= Collected data =
========================================
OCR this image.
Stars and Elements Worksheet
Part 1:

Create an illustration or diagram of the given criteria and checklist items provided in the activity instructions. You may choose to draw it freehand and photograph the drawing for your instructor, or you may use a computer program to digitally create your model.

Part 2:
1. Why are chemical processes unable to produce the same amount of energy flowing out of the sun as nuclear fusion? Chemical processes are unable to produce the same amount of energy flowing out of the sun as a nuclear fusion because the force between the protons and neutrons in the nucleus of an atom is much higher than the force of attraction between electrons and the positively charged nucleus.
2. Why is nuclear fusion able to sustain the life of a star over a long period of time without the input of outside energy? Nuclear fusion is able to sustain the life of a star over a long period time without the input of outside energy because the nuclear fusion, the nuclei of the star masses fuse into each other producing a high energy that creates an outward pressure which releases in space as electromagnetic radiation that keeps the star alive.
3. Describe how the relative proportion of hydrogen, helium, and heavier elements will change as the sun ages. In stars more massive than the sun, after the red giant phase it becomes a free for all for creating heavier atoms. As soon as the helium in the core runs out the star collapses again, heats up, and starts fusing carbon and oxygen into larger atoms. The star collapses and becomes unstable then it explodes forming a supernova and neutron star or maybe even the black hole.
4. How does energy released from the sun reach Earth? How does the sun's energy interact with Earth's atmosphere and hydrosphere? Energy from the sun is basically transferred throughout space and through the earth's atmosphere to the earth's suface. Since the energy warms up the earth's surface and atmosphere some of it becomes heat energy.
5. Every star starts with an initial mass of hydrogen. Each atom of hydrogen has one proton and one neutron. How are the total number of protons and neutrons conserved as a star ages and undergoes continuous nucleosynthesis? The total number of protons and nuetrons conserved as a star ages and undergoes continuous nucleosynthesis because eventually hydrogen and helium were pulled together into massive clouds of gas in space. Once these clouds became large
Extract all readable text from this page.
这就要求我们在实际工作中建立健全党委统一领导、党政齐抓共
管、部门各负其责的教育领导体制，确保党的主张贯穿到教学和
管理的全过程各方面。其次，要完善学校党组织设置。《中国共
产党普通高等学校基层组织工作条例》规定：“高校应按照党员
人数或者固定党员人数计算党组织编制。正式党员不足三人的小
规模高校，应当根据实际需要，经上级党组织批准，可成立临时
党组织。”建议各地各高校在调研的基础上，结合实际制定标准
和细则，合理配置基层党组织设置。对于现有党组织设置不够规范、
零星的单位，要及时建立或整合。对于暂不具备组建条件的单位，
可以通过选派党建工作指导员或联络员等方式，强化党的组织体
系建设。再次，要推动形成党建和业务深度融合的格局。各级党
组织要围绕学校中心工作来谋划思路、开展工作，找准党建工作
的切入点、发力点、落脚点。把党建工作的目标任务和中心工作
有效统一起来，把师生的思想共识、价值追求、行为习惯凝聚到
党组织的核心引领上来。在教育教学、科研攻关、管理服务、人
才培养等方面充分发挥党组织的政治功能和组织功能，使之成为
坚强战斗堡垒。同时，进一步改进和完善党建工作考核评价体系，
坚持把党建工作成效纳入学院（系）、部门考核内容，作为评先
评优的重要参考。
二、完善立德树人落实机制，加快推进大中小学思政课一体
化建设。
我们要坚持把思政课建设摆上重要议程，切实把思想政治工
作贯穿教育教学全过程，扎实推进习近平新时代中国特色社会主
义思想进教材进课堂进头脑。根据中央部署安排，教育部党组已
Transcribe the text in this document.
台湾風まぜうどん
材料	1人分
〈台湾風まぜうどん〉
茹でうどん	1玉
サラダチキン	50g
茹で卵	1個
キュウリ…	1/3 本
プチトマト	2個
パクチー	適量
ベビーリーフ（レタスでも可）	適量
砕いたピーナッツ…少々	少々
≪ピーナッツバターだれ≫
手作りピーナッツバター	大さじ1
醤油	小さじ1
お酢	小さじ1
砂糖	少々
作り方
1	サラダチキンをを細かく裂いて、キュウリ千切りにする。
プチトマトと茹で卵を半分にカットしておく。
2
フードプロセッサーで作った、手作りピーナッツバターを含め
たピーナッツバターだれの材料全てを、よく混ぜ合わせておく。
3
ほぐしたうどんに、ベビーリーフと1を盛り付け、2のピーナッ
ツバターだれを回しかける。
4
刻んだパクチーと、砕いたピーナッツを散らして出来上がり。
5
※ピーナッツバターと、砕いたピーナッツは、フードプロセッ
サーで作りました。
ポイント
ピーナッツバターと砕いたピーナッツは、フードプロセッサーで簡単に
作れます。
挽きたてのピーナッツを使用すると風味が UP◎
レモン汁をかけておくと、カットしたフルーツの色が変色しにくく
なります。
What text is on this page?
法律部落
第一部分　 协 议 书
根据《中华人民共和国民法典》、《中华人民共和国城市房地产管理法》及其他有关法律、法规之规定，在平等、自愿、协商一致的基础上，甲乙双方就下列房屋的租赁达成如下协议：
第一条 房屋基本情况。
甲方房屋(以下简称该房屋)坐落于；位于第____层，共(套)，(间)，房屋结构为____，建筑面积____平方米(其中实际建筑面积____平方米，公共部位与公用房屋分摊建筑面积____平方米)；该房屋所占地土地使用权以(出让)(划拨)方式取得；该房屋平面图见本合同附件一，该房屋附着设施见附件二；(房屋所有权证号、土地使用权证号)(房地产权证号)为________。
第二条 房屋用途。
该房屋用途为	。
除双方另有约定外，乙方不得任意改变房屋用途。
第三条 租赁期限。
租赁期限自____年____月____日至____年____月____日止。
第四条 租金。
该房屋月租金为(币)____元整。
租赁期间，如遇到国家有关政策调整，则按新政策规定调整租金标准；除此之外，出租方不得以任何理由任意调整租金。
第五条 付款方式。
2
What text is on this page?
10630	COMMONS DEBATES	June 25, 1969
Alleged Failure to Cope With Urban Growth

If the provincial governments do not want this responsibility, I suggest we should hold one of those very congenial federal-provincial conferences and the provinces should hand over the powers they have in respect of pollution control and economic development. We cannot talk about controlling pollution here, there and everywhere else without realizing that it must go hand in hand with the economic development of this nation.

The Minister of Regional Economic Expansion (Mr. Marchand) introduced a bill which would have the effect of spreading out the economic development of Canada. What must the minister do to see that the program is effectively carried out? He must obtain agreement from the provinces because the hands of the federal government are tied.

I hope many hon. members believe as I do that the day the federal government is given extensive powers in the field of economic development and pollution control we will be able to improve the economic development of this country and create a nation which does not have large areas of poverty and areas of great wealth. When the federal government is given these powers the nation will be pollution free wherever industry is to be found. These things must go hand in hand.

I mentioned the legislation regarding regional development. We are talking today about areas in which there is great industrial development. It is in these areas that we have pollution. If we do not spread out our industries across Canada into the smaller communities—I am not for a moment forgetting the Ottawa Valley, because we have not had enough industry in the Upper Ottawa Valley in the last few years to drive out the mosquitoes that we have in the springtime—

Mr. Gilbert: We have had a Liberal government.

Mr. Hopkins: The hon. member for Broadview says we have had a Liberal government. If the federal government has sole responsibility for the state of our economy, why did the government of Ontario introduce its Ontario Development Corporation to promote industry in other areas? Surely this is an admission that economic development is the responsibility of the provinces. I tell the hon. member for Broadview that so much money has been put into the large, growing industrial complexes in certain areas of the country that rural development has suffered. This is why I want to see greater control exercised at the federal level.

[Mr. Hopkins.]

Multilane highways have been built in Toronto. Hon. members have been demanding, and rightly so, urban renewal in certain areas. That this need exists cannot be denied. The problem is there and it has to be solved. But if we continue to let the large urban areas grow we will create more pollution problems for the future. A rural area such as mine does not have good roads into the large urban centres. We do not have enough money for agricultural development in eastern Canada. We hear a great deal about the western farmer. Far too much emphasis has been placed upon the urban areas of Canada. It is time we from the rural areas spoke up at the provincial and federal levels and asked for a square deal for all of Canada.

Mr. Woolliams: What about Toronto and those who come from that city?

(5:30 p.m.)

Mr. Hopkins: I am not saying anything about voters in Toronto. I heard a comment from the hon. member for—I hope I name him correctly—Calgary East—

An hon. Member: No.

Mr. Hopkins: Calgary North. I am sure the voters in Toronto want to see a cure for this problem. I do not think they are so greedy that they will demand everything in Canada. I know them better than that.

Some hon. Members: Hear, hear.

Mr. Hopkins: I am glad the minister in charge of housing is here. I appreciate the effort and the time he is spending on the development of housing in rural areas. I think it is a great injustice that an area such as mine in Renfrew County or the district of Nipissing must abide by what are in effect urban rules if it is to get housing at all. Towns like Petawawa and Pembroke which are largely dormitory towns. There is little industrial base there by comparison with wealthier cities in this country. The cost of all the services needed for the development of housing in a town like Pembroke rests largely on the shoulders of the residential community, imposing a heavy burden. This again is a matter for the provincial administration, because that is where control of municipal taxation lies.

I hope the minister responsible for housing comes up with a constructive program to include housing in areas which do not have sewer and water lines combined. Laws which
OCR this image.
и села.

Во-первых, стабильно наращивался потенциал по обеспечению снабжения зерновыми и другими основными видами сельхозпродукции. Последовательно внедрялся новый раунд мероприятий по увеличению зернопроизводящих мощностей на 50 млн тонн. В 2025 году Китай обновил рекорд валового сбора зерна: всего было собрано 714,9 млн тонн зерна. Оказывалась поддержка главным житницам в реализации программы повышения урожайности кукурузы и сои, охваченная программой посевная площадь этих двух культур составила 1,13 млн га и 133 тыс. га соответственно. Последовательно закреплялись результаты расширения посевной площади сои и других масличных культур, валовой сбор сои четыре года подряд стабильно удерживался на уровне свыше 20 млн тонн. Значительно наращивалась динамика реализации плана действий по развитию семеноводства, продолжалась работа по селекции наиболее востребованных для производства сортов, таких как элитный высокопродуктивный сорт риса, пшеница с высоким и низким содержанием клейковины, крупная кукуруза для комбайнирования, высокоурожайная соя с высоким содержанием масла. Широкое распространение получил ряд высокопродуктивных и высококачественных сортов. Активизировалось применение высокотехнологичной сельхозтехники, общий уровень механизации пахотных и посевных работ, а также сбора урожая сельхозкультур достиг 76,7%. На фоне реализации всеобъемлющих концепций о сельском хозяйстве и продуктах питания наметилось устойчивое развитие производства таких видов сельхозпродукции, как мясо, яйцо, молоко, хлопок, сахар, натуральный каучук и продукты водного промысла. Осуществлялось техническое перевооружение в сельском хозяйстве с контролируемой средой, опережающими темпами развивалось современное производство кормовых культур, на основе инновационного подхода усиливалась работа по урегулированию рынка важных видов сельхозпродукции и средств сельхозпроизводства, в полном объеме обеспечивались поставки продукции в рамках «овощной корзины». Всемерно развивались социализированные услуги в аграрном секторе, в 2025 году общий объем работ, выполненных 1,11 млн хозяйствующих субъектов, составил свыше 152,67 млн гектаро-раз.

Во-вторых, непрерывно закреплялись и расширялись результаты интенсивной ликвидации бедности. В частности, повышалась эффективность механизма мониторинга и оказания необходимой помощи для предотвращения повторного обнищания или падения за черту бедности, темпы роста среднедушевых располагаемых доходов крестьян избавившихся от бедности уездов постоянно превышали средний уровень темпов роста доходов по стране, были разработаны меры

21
========================================
= TASK BRIEF =
Copy out each line of the data containing the string "protons".

= RESPONSE TO THE TASK =
1. Why are chemical processes unable to produce the same amount of energy flowing out of the sun as nuclear fusion? Chemical processes are unable to produce the same amount of energy flowing out of the sun as a nuclear fusion because the force between the protons and neutrons in the nucleus of an atom is much higher than the force of attraction between electrons and the positively charged nucleus.
5. Every star starts with an initial mass of hydrogen. Each atom of hydrogen has one proton and one neutron. How are the total number of protons and neutrons conserved as a star ages and undergoes continuous nucleosynthesis? The total number of protons and nuetrons conserved as a star ages and undergoes continuous nucleosynthesis because eventually hydrogen and helium were pulled together into massive clouds of gas in space. Once these clouds became large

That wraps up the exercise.